Records from a data source:
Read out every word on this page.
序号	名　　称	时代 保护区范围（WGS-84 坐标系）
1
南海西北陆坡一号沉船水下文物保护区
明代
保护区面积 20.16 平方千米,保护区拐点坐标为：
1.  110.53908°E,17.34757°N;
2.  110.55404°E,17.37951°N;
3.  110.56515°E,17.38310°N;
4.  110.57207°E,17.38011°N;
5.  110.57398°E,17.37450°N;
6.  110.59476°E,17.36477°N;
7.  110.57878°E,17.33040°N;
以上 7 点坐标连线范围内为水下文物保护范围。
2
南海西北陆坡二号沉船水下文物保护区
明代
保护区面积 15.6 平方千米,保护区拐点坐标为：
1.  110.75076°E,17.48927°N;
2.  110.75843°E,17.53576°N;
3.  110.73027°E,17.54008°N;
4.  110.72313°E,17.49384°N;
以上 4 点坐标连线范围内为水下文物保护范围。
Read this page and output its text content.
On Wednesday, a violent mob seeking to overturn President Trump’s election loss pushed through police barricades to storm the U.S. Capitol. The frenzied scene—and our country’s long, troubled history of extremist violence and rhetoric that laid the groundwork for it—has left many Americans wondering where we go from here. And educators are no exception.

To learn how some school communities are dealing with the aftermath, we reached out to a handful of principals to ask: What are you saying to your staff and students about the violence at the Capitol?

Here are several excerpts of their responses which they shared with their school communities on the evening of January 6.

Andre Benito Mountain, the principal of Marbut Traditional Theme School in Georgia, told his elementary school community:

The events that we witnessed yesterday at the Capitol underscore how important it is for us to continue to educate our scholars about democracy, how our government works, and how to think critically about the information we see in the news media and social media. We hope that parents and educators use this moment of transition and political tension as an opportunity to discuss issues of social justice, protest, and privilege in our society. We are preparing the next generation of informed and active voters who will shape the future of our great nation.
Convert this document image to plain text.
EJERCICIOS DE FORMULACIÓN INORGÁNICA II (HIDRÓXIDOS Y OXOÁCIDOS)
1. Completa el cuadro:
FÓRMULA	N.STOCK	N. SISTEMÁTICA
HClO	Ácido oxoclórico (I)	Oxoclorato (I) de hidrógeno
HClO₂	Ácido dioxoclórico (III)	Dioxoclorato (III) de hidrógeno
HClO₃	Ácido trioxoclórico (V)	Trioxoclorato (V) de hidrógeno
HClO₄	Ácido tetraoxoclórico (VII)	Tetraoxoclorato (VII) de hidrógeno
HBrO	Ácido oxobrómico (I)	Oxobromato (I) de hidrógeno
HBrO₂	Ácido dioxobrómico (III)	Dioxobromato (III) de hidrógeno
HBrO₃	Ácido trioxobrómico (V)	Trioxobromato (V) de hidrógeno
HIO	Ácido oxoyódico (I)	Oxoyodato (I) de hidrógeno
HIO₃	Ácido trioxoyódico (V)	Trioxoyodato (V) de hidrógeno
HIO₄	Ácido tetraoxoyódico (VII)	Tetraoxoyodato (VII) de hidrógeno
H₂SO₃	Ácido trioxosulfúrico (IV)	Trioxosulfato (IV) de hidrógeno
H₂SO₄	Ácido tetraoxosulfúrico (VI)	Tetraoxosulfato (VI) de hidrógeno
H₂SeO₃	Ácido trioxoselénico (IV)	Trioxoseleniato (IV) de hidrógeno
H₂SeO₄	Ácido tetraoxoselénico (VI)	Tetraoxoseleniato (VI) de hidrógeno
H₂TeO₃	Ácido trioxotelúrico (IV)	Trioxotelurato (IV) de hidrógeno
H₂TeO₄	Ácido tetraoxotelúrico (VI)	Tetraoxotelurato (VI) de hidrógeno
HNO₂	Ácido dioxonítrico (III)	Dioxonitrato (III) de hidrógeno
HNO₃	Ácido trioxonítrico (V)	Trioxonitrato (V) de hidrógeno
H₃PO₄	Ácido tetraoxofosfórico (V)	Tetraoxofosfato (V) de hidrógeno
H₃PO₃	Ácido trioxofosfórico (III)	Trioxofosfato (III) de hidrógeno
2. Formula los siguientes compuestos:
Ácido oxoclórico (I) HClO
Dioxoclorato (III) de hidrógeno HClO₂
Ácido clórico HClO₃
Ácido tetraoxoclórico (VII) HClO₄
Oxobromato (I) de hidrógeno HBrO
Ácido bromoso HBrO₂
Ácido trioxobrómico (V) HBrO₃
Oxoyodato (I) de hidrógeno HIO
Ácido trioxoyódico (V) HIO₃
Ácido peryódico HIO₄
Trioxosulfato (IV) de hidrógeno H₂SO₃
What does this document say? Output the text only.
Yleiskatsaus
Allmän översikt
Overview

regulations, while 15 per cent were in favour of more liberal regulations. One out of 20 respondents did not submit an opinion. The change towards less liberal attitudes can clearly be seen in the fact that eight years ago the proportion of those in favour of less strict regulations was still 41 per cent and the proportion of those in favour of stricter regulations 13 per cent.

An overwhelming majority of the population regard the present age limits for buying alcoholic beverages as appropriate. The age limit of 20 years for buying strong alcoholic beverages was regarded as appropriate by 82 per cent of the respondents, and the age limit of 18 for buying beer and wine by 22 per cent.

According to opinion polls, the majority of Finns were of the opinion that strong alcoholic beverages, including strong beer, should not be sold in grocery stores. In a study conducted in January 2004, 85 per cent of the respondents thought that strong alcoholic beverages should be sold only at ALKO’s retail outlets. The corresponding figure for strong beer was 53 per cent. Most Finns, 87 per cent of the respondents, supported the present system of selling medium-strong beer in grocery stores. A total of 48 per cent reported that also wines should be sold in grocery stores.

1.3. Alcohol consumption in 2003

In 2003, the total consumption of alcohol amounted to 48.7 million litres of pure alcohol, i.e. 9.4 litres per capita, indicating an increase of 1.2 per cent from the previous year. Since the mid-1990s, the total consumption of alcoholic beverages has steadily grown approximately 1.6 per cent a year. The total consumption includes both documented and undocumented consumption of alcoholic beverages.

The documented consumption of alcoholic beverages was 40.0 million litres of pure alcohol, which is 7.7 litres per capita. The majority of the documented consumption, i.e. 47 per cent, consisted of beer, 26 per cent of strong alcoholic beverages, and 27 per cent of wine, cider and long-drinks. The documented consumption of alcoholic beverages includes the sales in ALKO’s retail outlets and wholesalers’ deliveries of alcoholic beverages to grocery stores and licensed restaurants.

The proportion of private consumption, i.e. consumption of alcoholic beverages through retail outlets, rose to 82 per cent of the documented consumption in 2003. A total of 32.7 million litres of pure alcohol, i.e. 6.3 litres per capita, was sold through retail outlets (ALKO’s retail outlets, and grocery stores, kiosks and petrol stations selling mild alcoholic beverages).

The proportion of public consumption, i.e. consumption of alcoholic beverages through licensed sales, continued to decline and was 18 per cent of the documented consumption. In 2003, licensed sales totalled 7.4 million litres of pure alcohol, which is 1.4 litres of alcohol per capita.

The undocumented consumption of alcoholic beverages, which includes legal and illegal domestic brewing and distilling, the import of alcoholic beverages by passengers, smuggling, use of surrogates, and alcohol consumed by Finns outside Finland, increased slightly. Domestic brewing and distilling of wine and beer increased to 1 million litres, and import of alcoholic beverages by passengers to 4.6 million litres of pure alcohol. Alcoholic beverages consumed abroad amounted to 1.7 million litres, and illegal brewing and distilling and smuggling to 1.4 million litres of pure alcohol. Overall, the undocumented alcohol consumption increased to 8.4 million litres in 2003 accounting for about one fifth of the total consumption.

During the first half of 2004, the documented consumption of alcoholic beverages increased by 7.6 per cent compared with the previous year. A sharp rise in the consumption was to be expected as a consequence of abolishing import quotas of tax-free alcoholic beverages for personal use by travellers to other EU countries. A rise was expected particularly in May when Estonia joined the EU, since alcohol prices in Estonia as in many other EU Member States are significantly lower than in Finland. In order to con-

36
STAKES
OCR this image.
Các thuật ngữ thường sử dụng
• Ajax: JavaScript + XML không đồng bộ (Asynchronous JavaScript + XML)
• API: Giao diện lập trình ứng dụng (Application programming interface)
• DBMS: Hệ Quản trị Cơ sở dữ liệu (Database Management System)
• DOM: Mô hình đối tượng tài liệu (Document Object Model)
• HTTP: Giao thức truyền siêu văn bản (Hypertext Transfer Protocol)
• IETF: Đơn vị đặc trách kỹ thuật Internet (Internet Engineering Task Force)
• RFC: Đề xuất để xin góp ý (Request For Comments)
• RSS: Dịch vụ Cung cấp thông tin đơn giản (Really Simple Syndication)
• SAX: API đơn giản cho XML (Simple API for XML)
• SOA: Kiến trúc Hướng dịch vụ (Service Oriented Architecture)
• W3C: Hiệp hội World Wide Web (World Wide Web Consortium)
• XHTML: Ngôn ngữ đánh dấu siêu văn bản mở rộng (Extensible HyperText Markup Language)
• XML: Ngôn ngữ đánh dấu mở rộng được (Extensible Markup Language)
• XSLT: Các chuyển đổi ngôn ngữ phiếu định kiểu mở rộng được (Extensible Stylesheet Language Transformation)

Challenge:
Identify and extract each line of the listing that contains "school".

Right answer:
To learn how some school communities are dealing with the aftermath, we reached out to a handful of principals to ask: What are you saying to your staff and students about the violence at the Capitol?
Here are several excerpts of their responses which they shared with their school communities on the evening of January 6.
Andre Benito Mountain, the principal of Marbut Traditional Theme School in Georgia, told his elementary school community:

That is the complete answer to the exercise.